(Data entries)
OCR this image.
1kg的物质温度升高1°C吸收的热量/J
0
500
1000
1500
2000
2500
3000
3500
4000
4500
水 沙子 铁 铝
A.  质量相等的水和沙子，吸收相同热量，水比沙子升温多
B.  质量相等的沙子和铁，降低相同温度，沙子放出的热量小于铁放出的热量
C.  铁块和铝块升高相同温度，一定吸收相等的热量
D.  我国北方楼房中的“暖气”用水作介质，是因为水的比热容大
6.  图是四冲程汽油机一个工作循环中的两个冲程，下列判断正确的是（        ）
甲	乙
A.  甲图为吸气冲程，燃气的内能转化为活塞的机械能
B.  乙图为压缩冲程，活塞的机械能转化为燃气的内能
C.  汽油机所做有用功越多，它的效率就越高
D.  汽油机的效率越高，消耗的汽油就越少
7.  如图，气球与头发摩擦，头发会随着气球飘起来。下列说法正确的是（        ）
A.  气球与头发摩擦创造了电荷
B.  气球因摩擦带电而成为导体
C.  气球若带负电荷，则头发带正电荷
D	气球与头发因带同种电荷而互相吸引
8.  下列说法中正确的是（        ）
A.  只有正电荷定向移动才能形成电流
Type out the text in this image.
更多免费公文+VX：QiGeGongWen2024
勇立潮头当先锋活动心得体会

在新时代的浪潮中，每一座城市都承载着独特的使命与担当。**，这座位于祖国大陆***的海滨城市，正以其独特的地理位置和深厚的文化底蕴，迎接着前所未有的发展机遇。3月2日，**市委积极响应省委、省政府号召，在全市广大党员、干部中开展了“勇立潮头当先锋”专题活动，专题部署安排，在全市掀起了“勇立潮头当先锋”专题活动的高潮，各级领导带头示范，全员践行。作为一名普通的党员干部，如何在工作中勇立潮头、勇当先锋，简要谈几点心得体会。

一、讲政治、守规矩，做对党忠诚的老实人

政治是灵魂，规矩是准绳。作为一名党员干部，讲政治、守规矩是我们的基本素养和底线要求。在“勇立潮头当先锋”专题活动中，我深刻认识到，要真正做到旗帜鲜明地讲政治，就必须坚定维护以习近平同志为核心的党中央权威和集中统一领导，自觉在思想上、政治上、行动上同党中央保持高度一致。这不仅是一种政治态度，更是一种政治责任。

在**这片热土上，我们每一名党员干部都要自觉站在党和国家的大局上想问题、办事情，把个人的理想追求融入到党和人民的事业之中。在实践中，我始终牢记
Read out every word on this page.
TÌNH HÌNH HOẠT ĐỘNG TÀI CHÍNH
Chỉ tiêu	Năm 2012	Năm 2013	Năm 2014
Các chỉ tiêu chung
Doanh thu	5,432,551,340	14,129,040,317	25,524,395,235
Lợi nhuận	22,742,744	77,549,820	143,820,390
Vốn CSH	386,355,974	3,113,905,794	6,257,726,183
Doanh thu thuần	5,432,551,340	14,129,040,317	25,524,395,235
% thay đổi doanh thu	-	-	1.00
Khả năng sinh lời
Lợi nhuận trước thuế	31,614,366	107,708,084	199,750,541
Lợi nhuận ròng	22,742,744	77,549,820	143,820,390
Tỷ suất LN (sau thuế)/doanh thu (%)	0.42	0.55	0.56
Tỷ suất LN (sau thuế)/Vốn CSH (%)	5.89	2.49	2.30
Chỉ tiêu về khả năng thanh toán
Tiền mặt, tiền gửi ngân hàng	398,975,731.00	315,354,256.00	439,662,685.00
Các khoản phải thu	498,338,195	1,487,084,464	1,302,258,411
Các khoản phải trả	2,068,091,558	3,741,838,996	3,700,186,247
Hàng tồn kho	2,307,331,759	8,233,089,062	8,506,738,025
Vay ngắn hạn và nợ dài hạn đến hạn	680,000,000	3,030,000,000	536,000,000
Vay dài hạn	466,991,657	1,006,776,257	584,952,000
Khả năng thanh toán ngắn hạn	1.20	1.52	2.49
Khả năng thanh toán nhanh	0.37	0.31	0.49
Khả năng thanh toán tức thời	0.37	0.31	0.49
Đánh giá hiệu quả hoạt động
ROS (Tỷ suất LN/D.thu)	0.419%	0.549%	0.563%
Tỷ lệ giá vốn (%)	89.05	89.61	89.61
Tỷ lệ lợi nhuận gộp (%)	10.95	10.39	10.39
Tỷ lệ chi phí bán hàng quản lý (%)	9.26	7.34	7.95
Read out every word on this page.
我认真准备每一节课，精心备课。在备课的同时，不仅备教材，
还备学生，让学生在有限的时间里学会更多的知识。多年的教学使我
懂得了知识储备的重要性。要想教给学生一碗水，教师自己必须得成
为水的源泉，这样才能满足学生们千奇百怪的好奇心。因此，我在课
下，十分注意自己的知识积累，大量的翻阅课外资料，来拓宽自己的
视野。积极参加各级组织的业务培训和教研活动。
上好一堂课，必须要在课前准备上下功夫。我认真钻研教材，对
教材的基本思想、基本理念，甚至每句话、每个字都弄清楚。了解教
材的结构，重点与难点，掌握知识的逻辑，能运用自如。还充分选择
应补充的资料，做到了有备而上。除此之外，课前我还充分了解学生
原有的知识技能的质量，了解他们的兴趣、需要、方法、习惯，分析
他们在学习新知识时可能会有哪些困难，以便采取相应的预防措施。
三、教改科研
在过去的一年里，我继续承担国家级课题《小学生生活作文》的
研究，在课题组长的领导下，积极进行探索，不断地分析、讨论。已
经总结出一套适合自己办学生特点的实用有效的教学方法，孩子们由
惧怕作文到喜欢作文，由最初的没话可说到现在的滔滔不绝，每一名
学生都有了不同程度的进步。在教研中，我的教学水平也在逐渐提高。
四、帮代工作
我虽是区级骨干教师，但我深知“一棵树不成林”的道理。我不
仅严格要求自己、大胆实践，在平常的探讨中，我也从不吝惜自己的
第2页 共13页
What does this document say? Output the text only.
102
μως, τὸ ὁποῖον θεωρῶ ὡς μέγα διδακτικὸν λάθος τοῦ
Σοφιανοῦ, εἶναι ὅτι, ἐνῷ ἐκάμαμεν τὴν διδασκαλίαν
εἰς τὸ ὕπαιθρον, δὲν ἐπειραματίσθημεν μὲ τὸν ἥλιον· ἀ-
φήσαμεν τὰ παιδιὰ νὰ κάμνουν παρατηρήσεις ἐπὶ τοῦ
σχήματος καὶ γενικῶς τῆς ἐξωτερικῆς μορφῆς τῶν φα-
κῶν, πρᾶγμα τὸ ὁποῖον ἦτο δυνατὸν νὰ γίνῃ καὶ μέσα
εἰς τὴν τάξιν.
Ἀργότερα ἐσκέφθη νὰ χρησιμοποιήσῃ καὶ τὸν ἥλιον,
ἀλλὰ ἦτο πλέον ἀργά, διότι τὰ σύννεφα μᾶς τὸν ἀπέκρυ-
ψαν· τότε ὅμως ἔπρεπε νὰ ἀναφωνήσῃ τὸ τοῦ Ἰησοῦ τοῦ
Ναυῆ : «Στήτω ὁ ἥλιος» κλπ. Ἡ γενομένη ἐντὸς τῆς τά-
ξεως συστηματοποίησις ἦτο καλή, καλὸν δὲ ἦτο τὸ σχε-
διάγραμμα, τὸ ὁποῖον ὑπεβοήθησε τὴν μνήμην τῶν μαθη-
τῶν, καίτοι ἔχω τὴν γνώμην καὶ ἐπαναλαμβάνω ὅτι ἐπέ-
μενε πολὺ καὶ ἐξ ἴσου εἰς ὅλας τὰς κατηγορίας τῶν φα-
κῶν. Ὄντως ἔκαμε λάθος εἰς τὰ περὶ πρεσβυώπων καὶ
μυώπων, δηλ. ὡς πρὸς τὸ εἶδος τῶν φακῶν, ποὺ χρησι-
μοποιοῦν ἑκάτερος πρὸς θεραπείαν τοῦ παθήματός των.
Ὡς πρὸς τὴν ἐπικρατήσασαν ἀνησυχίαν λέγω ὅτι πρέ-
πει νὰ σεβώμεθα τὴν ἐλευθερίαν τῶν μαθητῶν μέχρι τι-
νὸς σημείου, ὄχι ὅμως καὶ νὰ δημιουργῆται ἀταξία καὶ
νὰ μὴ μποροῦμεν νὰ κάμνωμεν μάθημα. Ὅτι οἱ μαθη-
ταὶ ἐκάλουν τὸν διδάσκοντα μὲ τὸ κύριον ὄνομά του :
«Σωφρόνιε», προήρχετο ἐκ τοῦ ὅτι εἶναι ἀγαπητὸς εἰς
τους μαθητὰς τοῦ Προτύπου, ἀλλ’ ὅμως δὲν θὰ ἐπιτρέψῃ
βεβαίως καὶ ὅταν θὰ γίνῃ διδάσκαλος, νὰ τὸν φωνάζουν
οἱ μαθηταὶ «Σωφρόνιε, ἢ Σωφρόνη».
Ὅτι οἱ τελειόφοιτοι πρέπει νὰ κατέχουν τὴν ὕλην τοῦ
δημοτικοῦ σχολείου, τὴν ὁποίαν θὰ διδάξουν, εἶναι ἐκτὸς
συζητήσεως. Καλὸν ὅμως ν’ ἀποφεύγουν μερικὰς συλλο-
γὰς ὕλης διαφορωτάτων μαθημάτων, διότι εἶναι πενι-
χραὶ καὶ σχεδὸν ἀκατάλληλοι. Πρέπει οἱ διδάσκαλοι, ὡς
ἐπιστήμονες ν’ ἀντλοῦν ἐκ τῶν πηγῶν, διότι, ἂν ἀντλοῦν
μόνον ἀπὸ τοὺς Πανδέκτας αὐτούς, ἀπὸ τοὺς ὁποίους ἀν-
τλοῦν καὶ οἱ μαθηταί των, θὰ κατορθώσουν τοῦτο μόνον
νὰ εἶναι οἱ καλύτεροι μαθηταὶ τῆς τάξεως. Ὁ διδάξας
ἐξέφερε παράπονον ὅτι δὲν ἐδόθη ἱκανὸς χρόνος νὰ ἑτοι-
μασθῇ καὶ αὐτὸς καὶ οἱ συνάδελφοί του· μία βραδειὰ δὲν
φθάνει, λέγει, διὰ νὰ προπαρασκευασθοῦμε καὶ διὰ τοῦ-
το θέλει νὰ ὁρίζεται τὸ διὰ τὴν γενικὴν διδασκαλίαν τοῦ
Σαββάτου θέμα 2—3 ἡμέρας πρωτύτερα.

__DIRECTIVE__. Pull out each line holding the string "ngắn".

__OUTPUT BELOW__.
Vay ngắn hạn và nợ dài hạn đến hạn	680,000,000	3,030,000,000	536,000,000
Khả năng thanh toán ngắn hạn	1.20	1.52	2.49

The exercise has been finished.